◆ Supplied material ◆
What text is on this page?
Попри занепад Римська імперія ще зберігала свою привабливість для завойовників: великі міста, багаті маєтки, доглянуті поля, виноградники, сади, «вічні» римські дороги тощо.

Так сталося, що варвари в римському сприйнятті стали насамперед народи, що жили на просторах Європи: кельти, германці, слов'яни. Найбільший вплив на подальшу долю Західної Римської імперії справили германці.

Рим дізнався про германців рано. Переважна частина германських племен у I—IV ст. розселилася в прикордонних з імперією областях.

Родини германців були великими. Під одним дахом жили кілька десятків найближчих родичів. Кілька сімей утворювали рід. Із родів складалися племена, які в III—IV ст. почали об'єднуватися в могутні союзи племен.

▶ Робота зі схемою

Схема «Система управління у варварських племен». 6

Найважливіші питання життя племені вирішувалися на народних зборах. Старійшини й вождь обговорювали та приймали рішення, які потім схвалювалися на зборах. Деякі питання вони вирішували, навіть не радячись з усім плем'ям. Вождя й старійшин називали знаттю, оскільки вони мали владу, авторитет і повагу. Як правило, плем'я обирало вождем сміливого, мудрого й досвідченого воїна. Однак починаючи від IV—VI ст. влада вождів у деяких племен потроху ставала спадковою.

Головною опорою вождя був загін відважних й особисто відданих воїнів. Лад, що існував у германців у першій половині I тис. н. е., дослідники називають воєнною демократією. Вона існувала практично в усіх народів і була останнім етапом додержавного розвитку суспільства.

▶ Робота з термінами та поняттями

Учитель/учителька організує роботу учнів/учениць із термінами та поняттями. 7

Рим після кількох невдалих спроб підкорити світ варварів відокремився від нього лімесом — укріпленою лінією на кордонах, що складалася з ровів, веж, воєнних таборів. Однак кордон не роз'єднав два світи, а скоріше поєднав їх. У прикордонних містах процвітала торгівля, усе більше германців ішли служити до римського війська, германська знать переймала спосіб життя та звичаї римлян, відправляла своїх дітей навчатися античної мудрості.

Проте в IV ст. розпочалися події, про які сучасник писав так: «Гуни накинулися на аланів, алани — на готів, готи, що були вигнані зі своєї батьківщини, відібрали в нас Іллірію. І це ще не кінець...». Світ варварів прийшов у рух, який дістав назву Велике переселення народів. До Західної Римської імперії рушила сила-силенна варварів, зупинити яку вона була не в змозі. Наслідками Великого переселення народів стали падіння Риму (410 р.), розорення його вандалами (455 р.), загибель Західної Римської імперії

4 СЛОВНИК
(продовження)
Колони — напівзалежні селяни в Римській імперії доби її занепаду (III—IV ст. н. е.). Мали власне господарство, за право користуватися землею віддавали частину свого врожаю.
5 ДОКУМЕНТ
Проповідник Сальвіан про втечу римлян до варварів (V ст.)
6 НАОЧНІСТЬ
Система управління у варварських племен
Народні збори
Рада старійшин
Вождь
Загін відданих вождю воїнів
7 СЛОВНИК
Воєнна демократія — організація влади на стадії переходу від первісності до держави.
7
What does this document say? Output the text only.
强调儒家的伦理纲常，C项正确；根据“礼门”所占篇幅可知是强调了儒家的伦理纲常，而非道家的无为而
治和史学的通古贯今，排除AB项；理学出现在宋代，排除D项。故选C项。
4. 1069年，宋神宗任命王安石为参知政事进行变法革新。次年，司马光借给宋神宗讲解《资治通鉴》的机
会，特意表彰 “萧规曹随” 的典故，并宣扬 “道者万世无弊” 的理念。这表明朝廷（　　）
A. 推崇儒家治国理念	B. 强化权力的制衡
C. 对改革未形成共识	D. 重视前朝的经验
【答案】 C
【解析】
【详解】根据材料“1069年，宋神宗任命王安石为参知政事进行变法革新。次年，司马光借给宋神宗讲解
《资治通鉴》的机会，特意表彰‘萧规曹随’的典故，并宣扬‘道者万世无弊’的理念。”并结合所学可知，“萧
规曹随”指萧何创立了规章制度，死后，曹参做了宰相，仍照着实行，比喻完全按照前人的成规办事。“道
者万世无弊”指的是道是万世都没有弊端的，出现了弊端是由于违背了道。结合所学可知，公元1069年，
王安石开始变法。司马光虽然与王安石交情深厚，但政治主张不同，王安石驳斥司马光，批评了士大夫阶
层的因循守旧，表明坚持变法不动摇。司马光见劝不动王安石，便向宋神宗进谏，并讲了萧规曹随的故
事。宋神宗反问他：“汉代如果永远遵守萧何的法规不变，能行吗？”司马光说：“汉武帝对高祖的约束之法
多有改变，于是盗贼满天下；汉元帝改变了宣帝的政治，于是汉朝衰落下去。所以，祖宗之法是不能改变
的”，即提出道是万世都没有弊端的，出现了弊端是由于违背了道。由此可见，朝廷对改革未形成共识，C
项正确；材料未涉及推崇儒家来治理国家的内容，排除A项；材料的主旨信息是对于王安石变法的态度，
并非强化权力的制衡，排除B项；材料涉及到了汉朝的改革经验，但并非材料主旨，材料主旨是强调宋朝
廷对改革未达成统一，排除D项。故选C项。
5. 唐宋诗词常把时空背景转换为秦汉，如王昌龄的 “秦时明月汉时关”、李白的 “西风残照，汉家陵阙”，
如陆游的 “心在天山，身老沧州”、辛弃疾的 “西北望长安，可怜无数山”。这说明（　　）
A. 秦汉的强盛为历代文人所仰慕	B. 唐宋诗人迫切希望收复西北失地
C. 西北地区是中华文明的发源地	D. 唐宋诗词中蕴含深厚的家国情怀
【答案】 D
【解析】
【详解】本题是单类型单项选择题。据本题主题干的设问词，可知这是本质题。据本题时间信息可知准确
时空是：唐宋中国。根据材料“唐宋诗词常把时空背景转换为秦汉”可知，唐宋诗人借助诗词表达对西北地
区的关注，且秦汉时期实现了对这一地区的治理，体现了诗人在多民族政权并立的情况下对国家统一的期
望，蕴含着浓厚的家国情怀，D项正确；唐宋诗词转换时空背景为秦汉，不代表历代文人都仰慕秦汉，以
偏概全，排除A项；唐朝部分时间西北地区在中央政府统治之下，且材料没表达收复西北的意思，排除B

◆ Aim of the exercise ◆
Identify each line in the records above containing the word "text"; copy those lines.

◆ Response to this task ◆
What text is on this page?
What does this document say? Output the text only.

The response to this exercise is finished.